▸ **The task**: Copy out every record precisely.

(Dataset items)
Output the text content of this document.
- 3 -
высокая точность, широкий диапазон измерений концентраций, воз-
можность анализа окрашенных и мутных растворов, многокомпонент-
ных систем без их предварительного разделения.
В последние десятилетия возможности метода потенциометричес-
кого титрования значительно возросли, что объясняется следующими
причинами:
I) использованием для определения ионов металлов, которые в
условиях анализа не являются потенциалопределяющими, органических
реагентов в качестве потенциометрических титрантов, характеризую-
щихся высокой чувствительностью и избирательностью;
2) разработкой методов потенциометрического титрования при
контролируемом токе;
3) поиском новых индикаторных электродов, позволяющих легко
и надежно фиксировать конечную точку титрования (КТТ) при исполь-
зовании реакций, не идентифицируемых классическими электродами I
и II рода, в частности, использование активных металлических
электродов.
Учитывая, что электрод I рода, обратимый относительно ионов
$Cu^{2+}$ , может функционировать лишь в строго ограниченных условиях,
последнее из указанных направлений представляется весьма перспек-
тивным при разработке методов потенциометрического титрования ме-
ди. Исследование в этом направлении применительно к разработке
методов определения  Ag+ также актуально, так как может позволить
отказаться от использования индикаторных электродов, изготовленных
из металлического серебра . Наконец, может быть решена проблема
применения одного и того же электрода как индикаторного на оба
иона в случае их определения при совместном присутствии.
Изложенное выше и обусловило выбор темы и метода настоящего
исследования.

▸ **Expected output**:
Output the text content of this document.
- 3 -
высокая точность, широкий диапазон измерений концентраций, воз-
можность анализа окрашенных и мутных растворов, многокомпонент-
ных систем без их предварительного разделения.
В последние десятилетия возможности метода потенциометричес-
кого титрования значительно возросли, что объясняется следующими
причинами:
I) использованием для определения ионов металлов, которые в
условиях анализа не являются потенциалопределяющими, органических
реагентов в качестве потенциометрических титрантов, характеризую-
щихся высокой чувствительностью и избирательностью;
2) разработкой методов потенциометрического титрования при
контролируемом токе;
3) поиском новых индикаторных электродов, позволяющих легко
и надежно фиксировать конечную точку титрования (КТТ) при исполь-
зовании реакций, не идентифицируемых классическими электродами I
и II рода, в частности, использование активных металлических
электродов.
Учитывая, что электрод I рода, обратимый относительно ионов
$Cu^{2+}$ , может функционировать лишь в строго ограниченных условиях,
последнее из указанных направлений представляется весьма перспек-
тивным при разработке методов потенциометрического титрования ме-
ди. Исследование в этом направлении применительно к разработке
методов определения  Ag+ также актуально, так как может позволить
отказаться от использования индикаторных электродов, изготовленных
из металлического серебра . Наконец, может быть решена проблема
применения одного и того же электрода как индикаторного на оба
иона в случае их определения при совместном присутствии.
Изложенное выше и обусловило выбор темы и метода настоящего
исследования.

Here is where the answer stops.